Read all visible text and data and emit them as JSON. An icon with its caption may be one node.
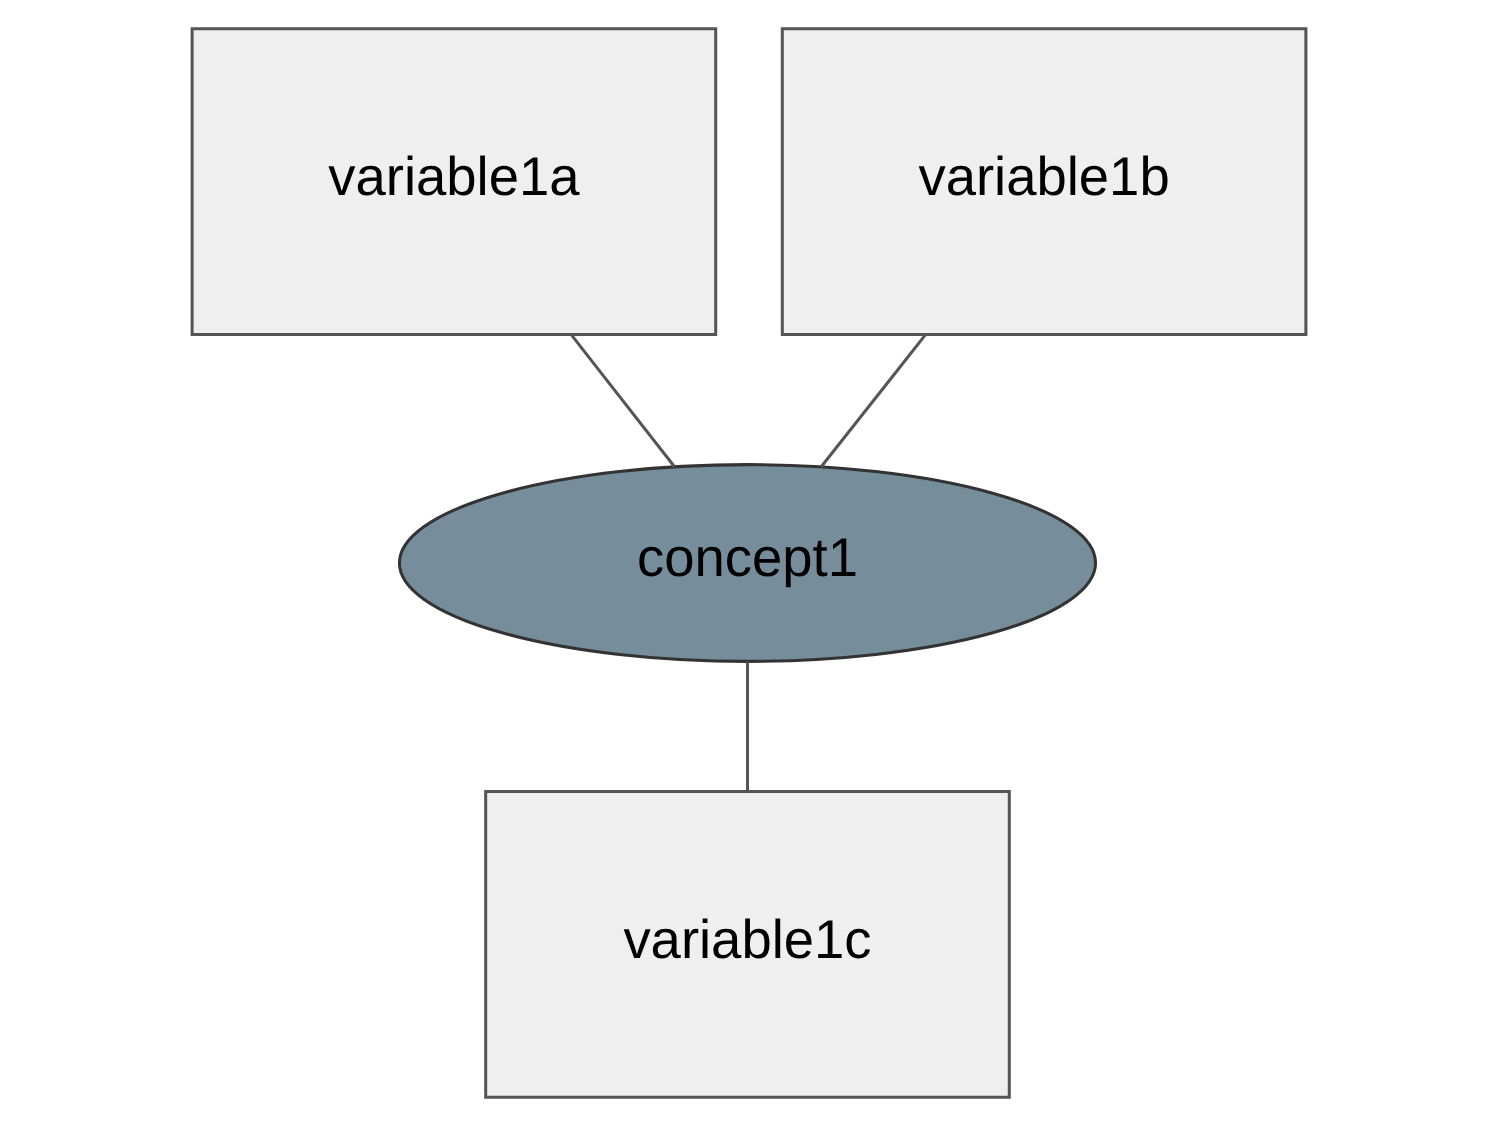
{
  "diagram": {
    "nodes": [
      {
        "text": [
          "variable1a"
        ]
      },
      {
        "text": [
          "variable1b"
        ]
      },
      {
        "text": [
          "concept1"
        ]
      },
      {
        "text": [
          "variable1c"
        ]
      }
    ],
    "edges": [
      {
        "from": 0,
        "to": 2,
        "arrow": "none"
      },
      {
        "from": 1,
        "to": 2,
        "arrow": "none"
      },
      {
        "from": 2,
        "to": 3,
        "arrow": "none"
      }
    ]
  }
}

══════

Make an exact copy of all the material, but keep the pictures out of it.

Read all visible text and data and emit them as JSON. An icon with its caption may be one node.
{
  "diagram": {
    "nodes": [
      {
        "text": [
          "variable1a"
        ]
      },
      {
        "text": [
          "variable1b"
        ]
      },
      {
        "text": [
          "concept1"
        ]
      },
      {
        "text": [
          "variable1c"
        ]
      }
    ],
    "edges": [
      {
        "from": 0,
        "to": 2,
        "arrow": "none"
      },
      {
        "from": 1,
        "to": 2,
        "arrow": "none"
      },
      {
        "from": 2,
        "to": 3,
        "arrow": "none"
      }
    ]
  }
}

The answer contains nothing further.